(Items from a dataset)
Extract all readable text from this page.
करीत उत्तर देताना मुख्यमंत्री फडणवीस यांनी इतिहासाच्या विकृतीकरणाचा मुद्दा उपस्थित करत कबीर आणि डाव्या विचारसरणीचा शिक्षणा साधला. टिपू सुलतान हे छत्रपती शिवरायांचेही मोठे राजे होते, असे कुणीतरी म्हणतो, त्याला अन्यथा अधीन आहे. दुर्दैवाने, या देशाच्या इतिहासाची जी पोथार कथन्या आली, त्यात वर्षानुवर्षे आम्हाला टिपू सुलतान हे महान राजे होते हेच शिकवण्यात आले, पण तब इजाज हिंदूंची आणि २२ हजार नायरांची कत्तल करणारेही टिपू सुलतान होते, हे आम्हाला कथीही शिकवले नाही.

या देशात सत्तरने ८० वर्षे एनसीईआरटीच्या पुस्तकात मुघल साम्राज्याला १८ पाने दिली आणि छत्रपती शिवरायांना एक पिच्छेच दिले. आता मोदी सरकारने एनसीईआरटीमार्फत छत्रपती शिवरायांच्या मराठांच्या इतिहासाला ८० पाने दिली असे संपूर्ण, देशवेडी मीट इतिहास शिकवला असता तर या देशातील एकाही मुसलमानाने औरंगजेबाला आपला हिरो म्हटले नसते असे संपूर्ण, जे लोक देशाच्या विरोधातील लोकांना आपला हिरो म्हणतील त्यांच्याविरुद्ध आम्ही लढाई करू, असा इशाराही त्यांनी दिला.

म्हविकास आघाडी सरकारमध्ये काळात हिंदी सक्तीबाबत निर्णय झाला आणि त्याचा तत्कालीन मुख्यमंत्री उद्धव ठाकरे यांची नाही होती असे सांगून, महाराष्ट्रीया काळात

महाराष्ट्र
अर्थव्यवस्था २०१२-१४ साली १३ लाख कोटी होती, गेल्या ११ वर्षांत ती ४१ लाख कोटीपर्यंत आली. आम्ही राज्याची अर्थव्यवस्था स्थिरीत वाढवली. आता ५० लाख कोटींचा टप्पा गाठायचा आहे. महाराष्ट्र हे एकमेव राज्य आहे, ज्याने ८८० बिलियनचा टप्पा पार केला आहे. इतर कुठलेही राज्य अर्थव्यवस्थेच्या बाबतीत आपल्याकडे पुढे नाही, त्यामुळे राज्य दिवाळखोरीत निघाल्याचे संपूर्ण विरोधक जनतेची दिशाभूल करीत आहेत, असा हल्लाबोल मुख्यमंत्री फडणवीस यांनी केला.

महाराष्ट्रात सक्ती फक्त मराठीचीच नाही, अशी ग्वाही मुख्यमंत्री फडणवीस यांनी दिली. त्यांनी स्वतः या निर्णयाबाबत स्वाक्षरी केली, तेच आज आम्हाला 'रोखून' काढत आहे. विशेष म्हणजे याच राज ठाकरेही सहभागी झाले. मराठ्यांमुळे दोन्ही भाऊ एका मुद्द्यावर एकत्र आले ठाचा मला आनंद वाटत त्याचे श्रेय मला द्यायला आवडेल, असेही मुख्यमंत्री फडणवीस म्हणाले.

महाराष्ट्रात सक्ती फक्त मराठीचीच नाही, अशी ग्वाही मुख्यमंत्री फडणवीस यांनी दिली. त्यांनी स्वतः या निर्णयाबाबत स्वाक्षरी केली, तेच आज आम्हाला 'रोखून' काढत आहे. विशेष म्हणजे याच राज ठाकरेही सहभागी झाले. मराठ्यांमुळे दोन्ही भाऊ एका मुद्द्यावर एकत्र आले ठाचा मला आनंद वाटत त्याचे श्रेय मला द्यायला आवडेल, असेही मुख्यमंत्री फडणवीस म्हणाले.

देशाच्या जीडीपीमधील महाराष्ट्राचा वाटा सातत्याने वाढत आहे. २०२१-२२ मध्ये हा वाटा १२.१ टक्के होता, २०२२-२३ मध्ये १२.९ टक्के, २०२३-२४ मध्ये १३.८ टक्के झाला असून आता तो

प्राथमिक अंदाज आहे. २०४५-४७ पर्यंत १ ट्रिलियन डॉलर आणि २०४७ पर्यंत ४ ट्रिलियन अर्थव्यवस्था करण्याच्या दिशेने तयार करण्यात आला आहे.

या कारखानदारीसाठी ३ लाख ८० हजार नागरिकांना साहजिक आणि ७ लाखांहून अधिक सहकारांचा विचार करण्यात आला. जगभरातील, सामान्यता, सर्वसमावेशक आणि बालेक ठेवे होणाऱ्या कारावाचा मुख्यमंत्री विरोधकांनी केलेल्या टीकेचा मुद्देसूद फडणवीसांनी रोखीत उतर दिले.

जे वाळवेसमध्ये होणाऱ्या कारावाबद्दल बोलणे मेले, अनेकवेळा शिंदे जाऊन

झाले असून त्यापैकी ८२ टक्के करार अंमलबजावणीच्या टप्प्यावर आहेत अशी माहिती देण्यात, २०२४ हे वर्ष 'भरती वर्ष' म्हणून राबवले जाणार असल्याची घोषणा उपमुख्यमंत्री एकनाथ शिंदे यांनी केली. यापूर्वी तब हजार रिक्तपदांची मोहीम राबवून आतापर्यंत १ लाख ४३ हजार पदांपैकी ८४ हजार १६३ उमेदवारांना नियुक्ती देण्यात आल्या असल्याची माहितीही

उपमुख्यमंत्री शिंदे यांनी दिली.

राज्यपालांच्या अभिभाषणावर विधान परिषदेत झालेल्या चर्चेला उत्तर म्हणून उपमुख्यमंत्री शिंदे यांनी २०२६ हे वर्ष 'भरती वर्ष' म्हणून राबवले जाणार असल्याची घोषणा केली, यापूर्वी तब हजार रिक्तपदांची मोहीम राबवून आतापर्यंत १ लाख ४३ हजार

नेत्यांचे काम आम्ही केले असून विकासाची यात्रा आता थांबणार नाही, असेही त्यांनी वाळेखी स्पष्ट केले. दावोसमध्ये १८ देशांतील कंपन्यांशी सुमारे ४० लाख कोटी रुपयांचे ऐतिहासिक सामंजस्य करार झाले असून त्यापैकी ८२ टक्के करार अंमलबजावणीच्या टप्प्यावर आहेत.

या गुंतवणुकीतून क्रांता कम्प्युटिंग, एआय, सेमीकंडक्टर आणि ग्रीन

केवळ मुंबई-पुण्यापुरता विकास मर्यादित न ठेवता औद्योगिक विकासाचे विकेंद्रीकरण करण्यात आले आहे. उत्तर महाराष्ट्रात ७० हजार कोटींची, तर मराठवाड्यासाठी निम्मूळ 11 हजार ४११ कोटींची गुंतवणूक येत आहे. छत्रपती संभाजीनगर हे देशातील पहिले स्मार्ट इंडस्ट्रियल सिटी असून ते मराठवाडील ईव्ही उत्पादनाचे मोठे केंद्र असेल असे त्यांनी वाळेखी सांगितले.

What you should do
Copy each line of the listing that holds the word "मलबज".

Solution to the problem
झाले असून त्यापैकी ८२ टक्के करार अंमलबजावणीच्या टप्प्यावर आहेत अशी माहिती देण्यात, २०२४ हे वर्ष 'भरती वर्ष' म्हणून राबवले जाणार असल्याची घोषणा उपमुख्यमंत्री एकनाथ शिंदे यांनी केली. यापूर्वी तब हजार रिक्तपदांची मोहीम राबवून आतापर्यंत १ लाख ४३ हजार पदांपैकी ८४ हजार १६३ उमेदवारांना नियुक्ती देण्यात आल्या असल्याची माहितीही
नेत्यांचे काम आम्ही केले असून विकासाची यात्रा आता थांबणार नाही, असेही त्यांनी वाळेखी स्पष्ट केले. दावोसमध्ये १८ देशांतील कंपन्यांशी सुमारे ४० लाख कोटी रुपयांचे ऐतिहासिक सामंजस्य करार झाले असून त्यापैकी ८२ टक्के करार अंमलबजावणीच्या टप्प्यावर आहेत.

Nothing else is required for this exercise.